- The task -
Below are some entries. Work out how many of their lines hold the word "with", and write that number alone.

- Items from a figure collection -
········

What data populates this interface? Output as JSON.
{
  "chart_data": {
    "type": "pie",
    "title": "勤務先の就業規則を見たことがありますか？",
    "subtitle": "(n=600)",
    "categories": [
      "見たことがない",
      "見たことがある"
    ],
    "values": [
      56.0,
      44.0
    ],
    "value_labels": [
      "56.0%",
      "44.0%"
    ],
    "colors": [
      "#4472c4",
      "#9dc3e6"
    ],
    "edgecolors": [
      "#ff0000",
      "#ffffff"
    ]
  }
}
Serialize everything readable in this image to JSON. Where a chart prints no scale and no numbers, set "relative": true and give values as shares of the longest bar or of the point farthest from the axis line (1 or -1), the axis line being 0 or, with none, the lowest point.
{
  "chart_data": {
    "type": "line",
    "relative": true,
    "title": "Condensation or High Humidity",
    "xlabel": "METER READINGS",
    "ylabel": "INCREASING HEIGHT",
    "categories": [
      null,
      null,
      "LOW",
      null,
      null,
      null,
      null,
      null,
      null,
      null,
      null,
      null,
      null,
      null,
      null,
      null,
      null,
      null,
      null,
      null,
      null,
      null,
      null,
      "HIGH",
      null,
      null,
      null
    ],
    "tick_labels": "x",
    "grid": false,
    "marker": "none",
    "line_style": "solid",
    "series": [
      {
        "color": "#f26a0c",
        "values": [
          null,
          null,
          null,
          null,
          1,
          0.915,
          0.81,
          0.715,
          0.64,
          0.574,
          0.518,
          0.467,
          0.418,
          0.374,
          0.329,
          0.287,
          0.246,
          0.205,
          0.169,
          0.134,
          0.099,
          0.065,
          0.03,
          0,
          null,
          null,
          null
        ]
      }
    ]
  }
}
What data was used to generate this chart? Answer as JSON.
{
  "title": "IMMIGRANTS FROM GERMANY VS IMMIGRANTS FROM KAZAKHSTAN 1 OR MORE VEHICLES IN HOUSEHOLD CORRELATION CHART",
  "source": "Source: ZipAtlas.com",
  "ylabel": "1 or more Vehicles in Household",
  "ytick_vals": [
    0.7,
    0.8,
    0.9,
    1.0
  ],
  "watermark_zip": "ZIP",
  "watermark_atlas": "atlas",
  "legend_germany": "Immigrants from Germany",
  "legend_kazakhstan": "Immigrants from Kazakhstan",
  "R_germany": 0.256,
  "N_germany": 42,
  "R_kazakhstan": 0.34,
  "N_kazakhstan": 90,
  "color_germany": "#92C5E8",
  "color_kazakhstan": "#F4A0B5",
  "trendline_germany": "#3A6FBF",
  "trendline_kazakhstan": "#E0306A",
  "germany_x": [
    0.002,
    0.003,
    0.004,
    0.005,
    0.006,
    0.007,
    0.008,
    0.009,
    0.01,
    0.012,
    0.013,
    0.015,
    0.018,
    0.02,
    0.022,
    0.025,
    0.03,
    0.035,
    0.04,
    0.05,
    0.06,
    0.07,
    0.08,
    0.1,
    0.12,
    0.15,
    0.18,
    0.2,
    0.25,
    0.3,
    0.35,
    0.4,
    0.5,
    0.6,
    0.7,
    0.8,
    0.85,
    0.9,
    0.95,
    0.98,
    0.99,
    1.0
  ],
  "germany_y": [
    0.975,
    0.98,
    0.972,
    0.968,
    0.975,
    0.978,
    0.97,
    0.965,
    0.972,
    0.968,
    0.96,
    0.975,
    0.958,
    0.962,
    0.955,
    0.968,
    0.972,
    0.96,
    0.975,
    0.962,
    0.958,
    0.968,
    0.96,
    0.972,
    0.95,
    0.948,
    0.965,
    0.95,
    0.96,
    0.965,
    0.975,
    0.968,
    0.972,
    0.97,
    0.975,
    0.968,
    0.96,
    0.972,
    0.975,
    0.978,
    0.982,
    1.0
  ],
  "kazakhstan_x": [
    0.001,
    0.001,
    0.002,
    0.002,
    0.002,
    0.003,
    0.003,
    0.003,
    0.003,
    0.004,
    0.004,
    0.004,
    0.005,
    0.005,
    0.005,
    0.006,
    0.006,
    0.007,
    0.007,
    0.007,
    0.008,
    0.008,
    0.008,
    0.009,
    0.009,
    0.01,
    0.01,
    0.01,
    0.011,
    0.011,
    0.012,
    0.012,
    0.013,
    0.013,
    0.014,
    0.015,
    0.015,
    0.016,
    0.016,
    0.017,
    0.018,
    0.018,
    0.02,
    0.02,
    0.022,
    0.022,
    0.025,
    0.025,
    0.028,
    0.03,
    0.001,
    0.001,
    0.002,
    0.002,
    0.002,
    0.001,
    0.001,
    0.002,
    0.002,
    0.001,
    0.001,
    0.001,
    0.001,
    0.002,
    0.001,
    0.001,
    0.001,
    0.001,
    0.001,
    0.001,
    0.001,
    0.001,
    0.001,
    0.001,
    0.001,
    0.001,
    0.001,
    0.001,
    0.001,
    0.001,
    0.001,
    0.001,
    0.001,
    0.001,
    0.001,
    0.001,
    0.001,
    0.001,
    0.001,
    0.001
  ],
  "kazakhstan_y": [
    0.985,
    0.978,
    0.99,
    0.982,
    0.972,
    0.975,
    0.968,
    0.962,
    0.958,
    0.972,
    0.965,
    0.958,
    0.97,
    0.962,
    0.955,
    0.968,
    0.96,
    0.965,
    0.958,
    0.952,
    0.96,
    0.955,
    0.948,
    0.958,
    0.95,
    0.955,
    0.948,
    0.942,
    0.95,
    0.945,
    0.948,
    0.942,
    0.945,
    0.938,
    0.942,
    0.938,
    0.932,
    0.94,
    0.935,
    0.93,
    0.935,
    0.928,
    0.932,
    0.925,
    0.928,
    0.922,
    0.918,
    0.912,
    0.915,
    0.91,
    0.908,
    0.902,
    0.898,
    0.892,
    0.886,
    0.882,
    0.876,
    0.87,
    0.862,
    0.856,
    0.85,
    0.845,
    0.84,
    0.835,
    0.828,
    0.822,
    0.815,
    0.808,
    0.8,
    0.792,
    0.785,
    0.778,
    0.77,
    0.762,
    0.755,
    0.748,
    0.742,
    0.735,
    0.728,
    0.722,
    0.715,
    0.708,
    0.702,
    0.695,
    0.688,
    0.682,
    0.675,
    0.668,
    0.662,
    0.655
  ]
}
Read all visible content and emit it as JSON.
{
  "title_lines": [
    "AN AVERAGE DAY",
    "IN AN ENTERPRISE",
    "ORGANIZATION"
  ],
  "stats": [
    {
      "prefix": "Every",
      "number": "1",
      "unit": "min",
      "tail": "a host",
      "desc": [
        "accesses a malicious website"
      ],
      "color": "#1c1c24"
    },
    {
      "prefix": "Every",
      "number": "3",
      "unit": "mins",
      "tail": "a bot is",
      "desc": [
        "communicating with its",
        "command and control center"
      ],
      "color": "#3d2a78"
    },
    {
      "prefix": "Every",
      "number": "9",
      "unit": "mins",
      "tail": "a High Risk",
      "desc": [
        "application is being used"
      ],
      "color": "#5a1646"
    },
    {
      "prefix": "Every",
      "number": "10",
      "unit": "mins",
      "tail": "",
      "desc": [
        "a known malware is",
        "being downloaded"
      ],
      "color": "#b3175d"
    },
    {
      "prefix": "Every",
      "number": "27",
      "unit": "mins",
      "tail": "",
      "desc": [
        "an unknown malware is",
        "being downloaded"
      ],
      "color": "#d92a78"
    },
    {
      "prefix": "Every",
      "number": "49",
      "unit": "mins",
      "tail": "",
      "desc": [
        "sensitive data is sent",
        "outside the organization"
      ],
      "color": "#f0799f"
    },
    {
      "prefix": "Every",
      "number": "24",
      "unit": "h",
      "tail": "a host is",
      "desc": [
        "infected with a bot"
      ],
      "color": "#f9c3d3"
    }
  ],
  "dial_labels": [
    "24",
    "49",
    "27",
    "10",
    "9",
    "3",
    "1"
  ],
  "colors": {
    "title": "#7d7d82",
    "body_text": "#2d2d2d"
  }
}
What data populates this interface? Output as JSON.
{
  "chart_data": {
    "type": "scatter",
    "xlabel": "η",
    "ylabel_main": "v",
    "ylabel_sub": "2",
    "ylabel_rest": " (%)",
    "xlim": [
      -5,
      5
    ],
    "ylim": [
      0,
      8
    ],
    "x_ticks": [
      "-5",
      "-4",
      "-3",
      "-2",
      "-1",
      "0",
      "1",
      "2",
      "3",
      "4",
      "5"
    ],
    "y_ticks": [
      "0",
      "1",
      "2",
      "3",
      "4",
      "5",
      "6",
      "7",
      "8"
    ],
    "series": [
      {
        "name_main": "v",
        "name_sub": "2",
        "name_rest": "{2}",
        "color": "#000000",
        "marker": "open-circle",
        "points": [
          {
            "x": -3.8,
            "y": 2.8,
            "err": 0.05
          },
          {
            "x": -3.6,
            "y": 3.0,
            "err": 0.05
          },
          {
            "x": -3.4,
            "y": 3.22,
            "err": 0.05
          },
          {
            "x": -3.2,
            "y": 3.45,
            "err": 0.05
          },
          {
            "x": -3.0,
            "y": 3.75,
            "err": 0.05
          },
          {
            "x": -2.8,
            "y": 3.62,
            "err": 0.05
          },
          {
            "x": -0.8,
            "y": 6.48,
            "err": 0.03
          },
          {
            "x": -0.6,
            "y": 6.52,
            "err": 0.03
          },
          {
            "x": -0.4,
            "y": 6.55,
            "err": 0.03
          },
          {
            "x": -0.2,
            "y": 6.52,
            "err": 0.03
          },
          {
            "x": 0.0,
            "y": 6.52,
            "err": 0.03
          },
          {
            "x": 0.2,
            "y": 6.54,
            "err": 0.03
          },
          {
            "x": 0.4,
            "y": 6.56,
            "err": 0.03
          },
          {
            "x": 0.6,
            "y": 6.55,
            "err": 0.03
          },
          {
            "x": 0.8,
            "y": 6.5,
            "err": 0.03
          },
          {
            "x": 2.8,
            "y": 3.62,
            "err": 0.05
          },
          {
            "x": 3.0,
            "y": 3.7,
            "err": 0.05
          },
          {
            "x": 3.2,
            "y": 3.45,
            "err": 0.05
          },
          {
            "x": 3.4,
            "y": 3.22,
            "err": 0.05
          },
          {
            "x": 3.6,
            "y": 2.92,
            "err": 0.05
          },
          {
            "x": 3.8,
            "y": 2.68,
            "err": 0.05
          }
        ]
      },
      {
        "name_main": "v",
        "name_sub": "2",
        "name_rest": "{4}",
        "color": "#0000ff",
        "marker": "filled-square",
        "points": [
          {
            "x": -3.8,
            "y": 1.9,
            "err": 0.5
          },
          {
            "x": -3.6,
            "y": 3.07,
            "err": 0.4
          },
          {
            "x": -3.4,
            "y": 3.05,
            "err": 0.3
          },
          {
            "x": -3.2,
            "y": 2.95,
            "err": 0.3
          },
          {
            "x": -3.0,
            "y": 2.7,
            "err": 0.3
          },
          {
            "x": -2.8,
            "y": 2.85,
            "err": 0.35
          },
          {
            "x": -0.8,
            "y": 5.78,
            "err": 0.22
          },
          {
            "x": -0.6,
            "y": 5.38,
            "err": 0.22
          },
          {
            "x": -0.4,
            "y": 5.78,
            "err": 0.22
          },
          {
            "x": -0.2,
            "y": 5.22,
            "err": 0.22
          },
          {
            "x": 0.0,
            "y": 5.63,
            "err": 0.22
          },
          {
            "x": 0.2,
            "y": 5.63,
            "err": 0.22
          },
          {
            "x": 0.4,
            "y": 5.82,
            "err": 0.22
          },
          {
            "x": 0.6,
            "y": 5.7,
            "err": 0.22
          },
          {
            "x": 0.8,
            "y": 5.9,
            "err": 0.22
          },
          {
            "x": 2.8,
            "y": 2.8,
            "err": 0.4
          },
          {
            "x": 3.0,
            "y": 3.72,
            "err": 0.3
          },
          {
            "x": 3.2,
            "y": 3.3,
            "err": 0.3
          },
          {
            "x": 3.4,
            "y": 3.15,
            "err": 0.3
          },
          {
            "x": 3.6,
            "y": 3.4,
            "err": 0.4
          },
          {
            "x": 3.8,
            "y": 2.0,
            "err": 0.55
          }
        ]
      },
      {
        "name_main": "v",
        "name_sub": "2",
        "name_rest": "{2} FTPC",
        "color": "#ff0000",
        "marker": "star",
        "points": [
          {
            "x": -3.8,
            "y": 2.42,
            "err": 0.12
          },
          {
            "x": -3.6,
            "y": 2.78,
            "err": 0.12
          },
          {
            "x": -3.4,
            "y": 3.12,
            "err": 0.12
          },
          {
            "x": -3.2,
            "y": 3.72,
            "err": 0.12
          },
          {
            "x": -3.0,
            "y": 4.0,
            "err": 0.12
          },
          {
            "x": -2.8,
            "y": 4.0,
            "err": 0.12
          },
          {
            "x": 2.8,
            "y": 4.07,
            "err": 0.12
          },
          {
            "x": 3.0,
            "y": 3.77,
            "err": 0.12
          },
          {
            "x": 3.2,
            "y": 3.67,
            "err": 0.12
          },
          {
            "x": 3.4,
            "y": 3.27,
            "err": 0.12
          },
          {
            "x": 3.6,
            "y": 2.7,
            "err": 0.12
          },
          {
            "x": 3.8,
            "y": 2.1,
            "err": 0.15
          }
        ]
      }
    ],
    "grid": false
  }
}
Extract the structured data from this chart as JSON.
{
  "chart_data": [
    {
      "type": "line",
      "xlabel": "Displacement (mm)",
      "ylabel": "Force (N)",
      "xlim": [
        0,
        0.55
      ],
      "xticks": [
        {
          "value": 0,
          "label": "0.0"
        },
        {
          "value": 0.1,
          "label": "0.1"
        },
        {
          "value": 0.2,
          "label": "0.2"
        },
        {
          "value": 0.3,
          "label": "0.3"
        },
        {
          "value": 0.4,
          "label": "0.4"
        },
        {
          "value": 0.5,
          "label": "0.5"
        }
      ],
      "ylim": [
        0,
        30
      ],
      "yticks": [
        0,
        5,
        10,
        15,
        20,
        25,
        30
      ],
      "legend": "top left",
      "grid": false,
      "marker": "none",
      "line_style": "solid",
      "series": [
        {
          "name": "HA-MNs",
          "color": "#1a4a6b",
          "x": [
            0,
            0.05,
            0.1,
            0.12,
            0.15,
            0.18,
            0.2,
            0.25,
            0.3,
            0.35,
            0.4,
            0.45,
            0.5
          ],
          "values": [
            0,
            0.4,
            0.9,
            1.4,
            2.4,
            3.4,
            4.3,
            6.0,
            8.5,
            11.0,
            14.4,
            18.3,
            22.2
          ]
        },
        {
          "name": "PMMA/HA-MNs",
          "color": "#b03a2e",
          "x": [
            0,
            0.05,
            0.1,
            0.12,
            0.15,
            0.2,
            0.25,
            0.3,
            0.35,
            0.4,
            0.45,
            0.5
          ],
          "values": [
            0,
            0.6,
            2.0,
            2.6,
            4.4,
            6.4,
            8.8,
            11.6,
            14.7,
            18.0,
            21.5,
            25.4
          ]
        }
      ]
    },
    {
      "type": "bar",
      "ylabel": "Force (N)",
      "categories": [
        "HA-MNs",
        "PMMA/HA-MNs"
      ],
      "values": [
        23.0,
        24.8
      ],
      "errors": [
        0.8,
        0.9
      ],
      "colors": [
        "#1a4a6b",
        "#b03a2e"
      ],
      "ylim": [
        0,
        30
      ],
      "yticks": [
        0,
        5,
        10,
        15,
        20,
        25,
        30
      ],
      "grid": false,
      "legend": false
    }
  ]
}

········

- Answer -
3